## EXERCISE INSTRUCTIONS
Listed below are entries; give the number of lines among them that include "this", and only that number.

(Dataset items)
----------------------------------------

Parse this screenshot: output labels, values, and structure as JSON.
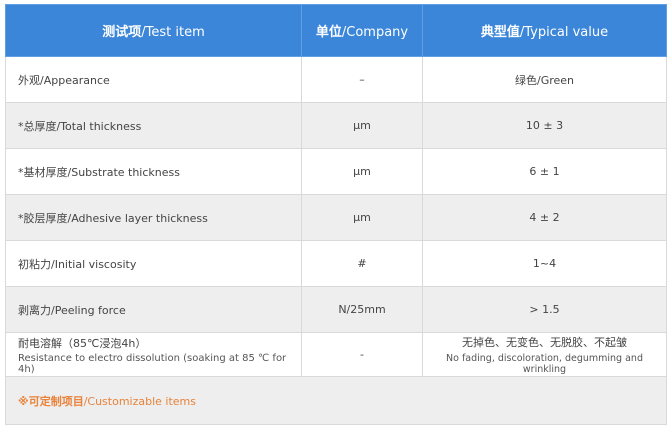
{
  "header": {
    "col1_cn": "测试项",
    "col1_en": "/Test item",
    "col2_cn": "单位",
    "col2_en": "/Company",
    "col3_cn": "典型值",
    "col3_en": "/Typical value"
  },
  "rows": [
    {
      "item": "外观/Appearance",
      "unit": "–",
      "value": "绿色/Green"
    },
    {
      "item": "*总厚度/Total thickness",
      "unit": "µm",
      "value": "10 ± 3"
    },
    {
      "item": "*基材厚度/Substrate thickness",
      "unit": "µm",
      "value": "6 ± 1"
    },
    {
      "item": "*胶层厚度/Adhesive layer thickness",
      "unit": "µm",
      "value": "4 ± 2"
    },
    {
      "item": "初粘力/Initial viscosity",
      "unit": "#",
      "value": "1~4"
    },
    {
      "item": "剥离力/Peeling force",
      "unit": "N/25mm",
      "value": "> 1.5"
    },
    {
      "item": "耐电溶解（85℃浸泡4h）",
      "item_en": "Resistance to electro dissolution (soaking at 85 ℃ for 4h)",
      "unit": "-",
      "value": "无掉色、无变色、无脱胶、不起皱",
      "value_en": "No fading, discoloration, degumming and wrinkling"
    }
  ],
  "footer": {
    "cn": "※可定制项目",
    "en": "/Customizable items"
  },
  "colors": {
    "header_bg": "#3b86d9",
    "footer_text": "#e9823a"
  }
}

----------------------------------------

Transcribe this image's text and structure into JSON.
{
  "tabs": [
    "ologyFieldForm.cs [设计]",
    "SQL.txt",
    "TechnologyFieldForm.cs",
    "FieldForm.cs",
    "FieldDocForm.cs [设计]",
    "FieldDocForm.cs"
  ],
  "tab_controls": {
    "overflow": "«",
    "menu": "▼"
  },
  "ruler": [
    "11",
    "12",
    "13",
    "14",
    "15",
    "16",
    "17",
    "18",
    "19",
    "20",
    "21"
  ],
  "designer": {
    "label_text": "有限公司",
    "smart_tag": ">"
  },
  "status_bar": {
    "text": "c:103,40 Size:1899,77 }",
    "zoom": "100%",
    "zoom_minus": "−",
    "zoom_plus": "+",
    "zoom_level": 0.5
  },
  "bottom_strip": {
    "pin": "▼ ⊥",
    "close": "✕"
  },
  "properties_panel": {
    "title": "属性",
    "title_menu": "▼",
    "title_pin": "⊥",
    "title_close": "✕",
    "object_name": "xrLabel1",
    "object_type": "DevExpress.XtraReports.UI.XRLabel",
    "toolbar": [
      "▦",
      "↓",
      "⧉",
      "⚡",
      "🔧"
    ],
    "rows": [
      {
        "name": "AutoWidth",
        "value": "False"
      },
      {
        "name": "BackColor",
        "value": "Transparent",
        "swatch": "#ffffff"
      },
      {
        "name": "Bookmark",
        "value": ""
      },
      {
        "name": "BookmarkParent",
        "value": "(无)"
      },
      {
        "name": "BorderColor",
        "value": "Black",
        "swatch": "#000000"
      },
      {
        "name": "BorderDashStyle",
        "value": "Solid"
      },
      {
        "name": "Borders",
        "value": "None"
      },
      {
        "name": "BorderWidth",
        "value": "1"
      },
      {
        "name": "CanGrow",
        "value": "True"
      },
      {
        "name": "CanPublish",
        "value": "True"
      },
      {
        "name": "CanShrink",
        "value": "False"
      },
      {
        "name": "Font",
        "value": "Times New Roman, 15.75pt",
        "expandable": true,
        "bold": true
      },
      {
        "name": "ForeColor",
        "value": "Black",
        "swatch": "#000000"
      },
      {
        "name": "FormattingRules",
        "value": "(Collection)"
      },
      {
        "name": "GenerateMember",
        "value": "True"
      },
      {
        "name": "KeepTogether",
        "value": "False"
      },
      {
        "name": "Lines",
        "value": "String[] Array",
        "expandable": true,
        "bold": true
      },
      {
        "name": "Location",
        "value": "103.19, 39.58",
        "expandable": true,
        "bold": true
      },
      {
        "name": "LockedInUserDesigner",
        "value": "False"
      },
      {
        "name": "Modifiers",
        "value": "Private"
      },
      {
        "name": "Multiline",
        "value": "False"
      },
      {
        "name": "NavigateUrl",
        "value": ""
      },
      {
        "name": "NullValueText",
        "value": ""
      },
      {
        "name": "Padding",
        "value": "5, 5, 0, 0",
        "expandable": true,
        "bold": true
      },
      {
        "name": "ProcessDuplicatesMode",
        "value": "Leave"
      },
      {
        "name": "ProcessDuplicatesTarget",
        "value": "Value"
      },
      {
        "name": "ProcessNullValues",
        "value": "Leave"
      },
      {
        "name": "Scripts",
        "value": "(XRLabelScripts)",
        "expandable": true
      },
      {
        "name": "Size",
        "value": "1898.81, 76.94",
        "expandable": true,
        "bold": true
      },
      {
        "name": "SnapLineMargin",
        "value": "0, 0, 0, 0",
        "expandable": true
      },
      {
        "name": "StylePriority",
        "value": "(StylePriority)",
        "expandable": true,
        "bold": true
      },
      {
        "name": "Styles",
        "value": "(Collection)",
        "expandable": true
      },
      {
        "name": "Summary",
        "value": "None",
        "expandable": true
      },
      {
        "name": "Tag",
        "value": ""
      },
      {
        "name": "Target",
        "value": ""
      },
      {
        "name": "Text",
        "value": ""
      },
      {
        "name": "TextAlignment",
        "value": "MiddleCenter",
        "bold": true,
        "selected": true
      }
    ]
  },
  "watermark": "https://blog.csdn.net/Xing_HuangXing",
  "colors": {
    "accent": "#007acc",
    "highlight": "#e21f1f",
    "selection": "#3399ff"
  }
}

----------------------------------------

## WRITTEN ANSWER
2